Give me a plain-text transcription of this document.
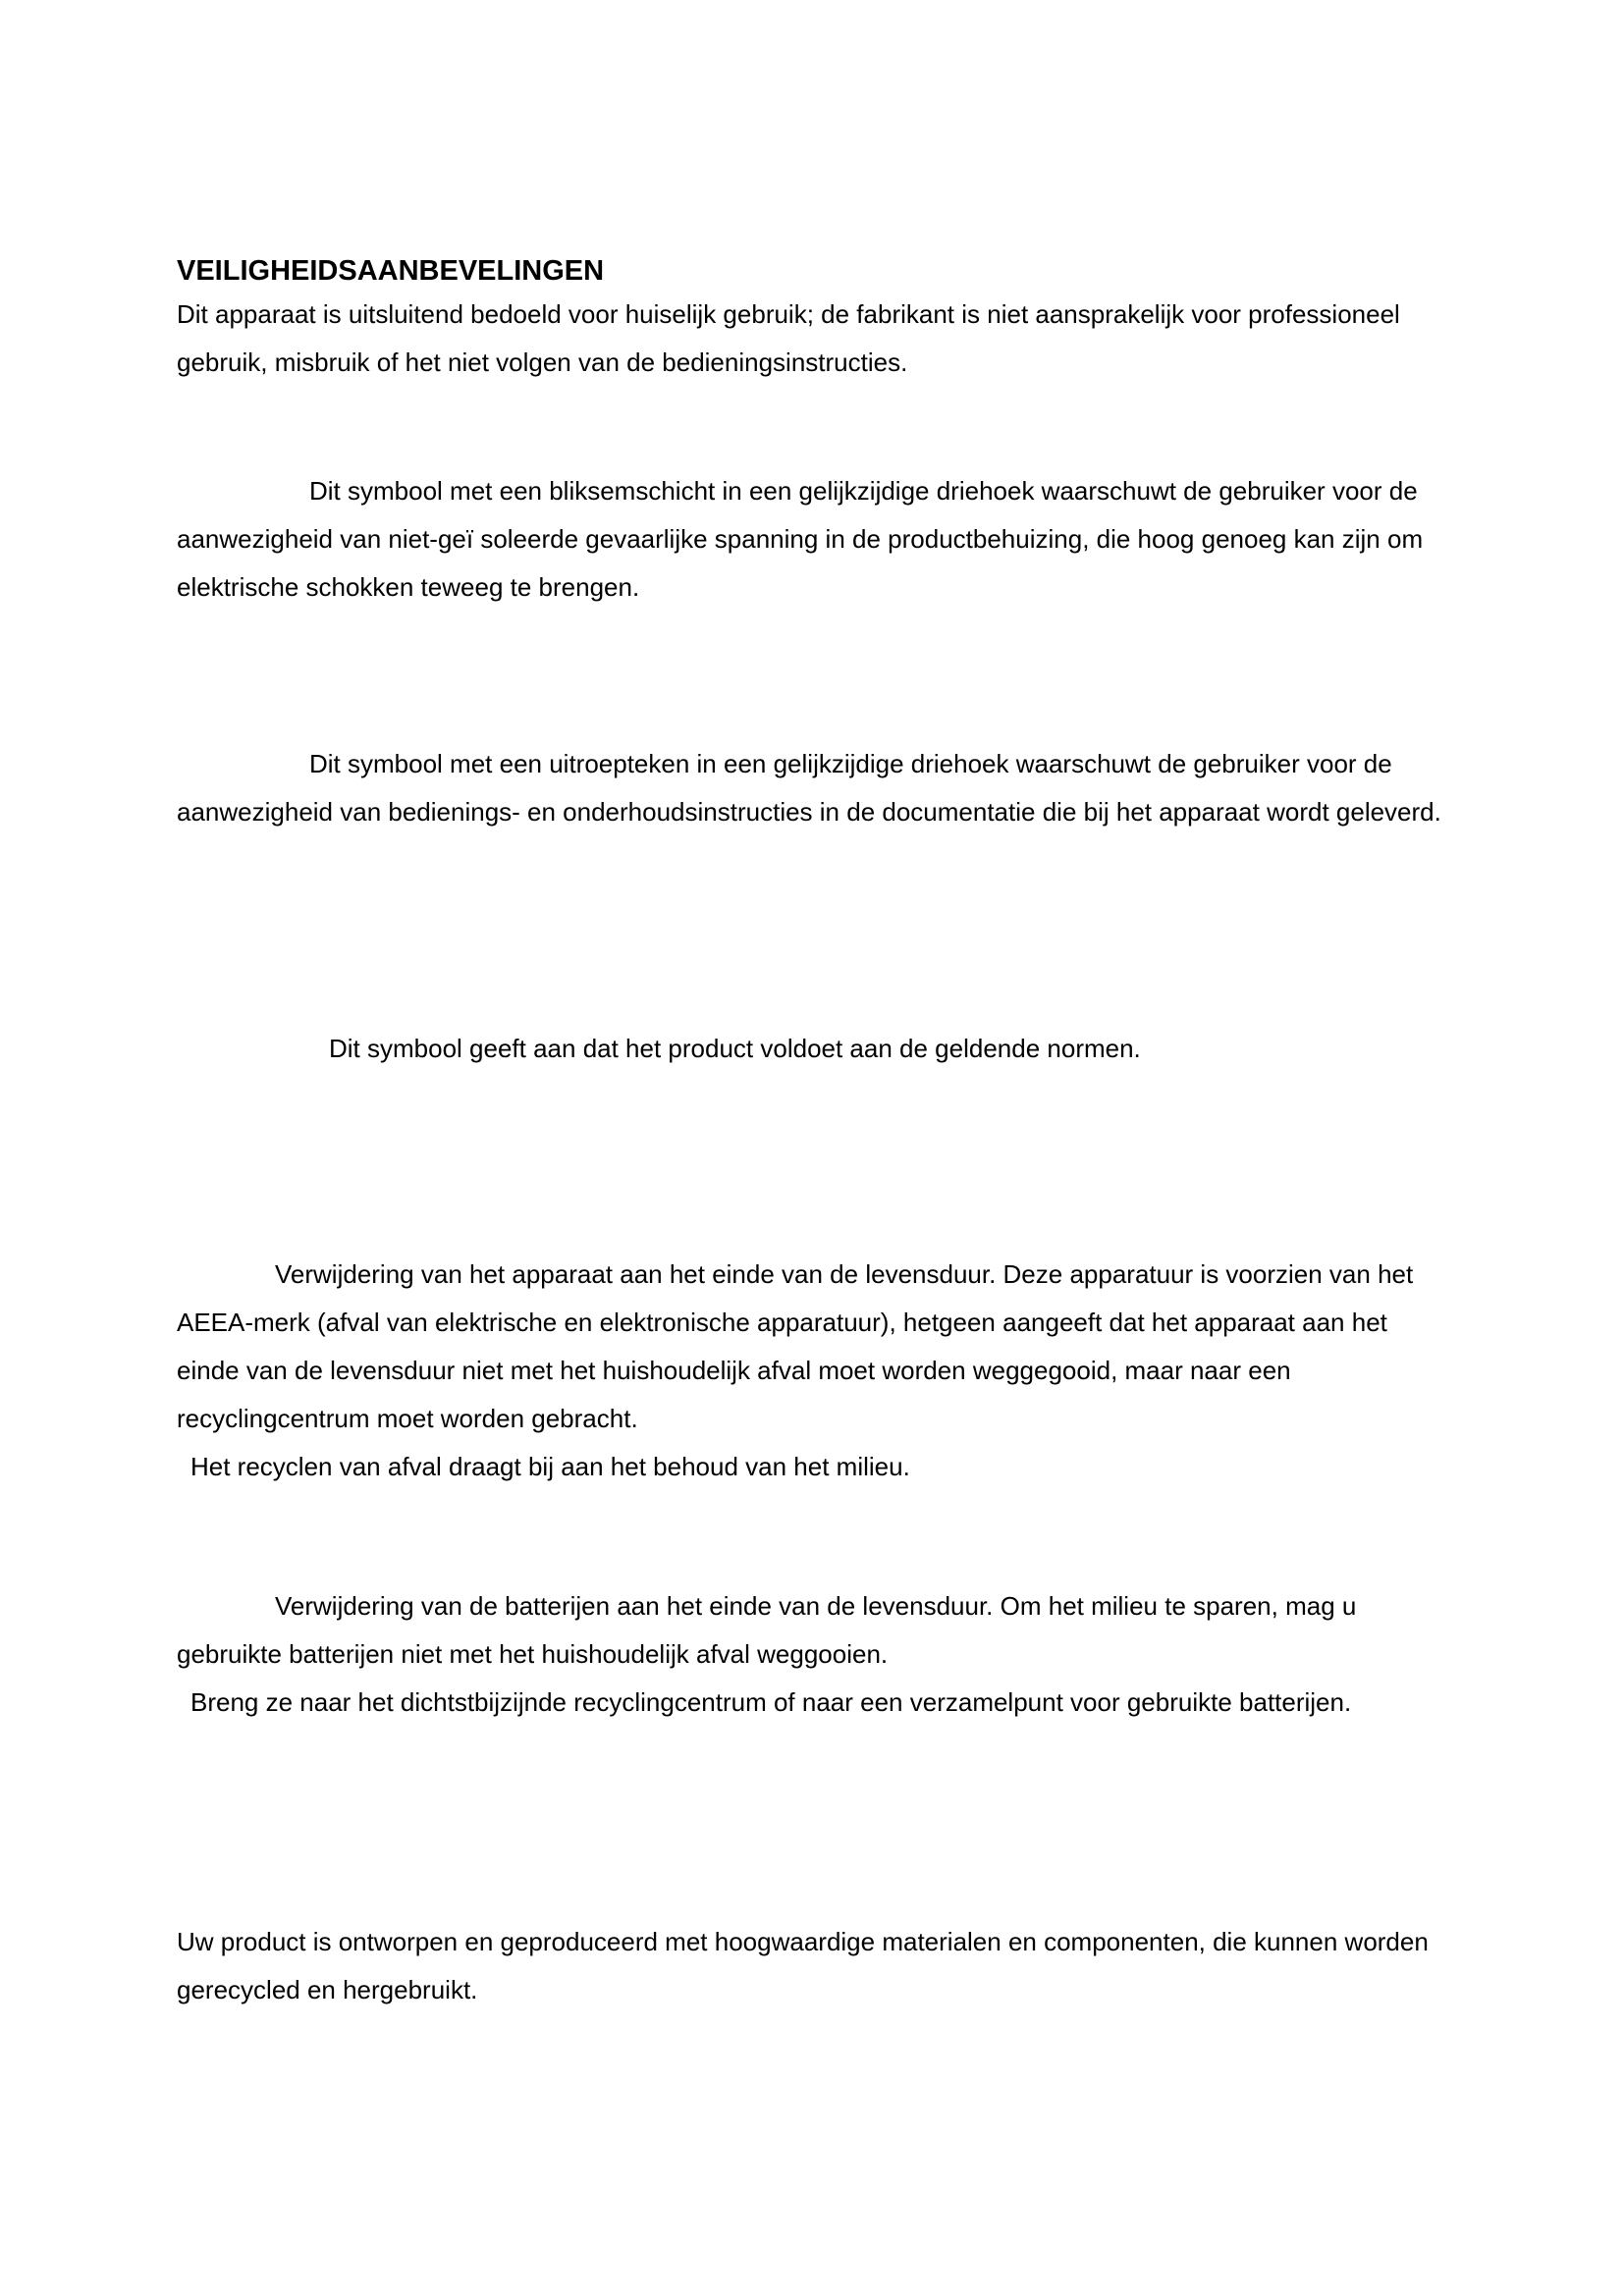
VEILIGHEIDSAANBEVELINGEN

Dit apparaat is uitsluitend bedoeld voor huiselijk gebruik; de fabrikant is niet aansprakelijk voor professioneel gebruik, misbruik of het niet volgen van de bedieningsinstructies.

Dit symbool met een bliksemschicht in een gelijkzijdige driehoek waarschuwt de gebruiker voor de aanwezigheid van niet-geï soleerde gevaarlijke spanning in de productbehuizing, die hoog genoeg kan zijn om elektrische schokken teweeg te brengen.

Dit symbool met een uitroepteken in een gelijkzijdige driehoek waarschuwt de gebruiker voor de aanwezigheid van bedienings- en onderhoudsinstructies in de documentatie die bij het apparaat wordt geleverd.

Dit symbool geeft aan dat het product voldoet aan de geldende normen.

Verwijdering van het apparaat aan het einde van de levensduur. Deze apparatuur is voorzien van het AEEA-merk (afval van elektrische en elektronische apparatuur), hetgeen aangeeft dat het apparaat aan het einde van de levensduur niet met het huishoudelijk afval moet worden weggegooid, maar naar een recyclingcentrum moet worden gebracht.

Het recyclen van afval draagt bij aan het behoud van het milieu.

Verwijdering van de batterijen aan het einde van de levensduur. Om het milieu te sparen, mag u gebruikte batterijen niet met het huishoudelijk afval weggooien.

Breng ze naar het dichtstbijzijnde recyclingcentrum of naar een verzamelpunt voor gebruikte batterijen.

Uw product is ontworpen en geproduceerd met hoogwaardige materialen en componenten, die kunnen worden gerecycled en hergebruikt.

==========

__Problem__: Filter the data for the string "gebruikte" and copy every line that has it.

__The completed task__:
Verwijdering van de batterijen aan het einde van de levensduur. Om het milieu te sparen, mag u gebruikte batterijen niet met het huishoudelijk afval weggooien.
Breng ze naar het dichtstbijzijnde recyclingcentrum of naar een verzamelpunt voor gebruikte batterijen.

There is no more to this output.